PROBLEM DESCRIPTION. Of the lines listed below, how many contain the string "aliquot"? Answer with the number alone.

THE INPUT.
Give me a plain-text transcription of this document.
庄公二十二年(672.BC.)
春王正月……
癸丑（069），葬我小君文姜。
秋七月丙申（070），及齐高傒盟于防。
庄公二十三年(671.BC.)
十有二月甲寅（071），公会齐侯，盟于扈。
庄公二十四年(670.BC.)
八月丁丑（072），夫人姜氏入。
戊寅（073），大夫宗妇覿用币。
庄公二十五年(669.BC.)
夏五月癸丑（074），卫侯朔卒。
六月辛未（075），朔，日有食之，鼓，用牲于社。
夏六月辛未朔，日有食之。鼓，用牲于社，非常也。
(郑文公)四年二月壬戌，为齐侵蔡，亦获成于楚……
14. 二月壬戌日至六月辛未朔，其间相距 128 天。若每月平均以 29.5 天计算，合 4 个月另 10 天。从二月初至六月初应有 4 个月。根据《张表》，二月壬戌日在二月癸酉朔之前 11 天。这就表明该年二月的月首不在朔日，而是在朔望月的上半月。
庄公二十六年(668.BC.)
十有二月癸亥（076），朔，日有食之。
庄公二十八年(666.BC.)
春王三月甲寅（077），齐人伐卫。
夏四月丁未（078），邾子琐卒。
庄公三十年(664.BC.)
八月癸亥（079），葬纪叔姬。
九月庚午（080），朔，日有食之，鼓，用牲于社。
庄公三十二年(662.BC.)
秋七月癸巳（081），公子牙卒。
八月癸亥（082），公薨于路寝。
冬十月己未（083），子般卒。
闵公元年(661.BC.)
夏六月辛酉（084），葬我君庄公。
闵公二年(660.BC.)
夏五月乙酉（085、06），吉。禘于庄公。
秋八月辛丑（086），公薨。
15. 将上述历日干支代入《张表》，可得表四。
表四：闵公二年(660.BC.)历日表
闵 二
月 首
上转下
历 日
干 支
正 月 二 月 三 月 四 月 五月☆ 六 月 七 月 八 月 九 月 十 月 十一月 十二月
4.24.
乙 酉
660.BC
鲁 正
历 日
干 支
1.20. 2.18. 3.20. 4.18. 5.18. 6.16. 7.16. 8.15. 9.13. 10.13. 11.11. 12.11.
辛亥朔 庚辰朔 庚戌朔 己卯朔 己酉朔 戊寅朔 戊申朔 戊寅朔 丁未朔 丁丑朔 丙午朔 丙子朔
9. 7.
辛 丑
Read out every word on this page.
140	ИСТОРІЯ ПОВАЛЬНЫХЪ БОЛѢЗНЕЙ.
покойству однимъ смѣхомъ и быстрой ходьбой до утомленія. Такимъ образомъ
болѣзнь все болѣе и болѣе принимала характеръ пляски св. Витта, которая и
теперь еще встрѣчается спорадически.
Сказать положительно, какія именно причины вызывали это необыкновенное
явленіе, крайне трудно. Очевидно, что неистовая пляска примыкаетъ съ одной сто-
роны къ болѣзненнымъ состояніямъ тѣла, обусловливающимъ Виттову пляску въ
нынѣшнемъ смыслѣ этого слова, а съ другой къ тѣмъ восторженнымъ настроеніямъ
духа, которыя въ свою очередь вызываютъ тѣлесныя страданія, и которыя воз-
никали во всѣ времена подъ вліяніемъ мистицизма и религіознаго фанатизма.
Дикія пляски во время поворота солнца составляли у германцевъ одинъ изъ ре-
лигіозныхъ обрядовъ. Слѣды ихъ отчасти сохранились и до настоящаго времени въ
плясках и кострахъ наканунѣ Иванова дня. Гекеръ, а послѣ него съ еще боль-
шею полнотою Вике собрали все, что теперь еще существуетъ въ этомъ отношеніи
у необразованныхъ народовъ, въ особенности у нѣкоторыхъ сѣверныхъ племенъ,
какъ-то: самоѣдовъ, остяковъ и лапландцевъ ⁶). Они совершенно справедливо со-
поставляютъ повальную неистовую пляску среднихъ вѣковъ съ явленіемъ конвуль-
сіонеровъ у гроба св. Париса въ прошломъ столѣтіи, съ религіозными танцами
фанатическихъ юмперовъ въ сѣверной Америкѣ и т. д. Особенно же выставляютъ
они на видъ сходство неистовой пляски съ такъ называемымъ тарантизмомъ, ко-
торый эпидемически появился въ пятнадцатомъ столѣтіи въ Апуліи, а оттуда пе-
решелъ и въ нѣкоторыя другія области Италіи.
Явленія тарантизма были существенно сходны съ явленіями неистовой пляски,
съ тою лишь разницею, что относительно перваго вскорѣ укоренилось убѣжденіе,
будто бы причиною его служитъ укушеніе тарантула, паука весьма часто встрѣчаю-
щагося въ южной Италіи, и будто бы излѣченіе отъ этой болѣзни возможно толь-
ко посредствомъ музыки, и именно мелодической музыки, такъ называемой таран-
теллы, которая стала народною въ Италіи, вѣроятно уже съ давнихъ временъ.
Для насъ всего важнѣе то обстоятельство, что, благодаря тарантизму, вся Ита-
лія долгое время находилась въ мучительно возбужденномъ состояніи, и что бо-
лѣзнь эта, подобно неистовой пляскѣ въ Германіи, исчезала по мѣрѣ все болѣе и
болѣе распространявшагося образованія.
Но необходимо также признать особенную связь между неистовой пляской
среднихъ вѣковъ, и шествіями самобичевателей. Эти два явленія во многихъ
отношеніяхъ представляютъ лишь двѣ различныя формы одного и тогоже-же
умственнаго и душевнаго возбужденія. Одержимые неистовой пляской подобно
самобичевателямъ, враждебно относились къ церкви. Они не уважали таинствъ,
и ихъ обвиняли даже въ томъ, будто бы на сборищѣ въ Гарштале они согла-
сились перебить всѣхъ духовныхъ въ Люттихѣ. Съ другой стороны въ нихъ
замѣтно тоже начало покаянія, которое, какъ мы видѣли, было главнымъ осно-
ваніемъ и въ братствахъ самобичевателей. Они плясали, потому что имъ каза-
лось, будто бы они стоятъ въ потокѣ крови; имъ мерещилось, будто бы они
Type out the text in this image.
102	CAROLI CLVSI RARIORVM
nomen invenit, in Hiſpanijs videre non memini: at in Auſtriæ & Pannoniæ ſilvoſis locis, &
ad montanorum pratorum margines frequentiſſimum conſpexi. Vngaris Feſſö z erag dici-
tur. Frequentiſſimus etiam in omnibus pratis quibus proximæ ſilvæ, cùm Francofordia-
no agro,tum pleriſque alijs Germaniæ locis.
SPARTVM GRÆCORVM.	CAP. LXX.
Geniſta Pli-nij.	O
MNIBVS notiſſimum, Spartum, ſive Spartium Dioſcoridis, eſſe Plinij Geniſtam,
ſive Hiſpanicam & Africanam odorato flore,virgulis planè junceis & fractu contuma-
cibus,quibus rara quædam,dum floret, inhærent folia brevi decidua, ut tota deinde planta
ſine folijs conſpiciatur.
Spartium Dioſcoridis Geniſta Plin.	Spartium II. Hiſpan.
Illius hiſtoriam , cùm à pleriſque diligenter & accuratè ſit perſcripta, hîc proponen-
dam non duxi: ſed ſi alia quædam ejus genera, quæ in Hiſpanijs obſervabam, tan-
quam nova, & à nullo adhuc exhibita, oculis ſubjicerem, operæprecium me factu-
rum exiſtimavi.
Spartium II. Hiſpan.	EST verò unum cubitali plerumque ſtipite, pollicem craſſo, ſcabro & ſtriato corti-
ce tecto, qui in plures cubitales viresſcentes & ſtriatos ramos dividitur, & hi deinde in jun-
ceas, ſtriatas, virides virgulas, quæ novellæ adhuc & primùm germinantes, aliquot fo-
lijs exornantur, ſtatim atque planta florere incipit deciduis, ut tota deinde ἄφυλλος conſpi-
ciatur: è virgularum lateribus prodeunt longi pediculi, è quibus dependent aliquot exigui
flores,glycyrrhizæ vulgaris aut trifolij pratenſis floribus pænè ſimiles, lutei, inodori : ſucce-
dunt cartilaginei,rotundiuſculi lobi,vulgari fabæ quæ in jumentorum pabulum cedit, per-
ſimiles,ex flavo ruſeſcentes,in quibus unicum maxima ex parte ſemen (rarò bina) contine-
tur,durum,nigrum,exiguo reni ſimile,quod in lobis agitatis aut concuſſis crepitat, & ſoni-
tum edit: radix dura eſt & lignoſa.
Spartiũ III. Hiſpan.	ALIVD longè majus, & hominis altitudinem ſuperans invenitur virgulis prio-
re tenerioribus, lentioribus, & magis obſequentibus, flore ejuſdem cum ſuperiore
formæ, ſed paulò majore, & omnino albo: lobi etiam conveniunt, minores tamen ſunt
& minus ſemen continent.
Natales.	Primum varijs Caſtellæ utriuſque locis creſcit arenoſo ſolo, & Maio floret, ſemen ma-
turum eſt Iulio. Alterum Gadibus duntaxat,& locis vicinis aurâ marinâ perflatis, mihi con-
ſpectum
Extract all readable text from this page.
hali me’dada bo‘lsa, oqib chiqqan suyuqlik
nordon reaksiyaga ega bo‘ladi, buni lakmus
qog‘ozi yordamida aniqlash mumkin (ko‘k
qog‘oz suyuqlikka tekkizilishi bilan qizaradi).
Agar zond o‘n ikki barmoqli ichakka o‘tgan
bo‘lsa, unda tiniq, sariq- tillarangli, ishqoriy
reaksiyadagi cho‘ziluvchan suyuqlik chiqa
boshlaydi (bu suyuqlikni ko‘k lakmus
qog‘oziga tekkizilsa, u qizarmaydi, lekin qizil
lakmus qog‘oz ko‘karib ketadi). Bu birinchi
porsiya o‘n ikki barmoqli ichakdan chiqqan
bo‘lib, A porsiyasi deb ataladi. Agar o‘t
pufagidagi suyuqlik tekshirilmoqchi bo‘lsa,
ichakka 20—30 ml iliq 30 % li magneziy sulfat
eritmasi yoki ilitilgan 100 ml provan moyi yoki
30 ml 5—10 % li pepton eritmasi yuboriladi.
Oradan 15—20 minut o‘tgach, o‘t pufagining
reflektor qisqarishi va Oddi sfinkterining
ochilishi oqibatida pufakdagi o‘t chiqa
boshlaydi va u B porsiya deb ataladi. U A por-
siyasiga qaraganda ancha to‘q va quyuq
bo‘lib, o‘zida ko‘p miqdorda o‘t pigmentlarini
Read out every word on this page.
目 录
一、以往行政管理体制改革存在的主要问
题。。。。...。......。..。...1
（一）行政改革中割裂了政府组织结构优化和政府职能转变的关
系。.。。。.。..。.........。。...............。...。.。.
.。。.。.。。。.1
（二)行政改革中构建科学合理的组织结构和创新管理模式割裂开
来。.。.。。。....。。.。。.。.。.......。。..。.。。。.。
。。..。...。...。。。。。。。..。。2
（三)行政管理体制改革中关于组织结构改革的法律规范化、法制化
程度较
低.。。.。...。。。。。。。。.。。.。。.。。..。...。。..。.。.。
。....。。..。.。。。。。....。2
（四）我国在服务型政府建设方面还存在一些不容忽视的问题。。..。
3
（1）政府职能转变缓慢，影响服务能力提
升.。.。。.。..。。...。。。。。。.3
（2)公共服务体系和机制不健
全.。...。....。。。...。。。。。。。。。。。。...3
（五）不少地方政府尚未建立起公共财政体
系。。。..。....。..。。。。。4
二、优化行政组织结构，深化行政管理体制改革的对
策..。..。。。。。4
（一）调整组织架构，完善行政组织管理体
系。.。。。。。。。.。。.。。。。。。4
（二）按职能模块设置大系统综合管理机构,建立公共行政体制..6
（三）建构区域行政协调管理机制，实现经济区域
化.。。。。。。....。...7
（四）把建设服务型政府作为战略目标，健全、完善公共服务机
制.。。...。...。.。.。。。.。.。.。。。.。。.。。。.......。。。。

RESPONSE TO THE EXERCISE. 2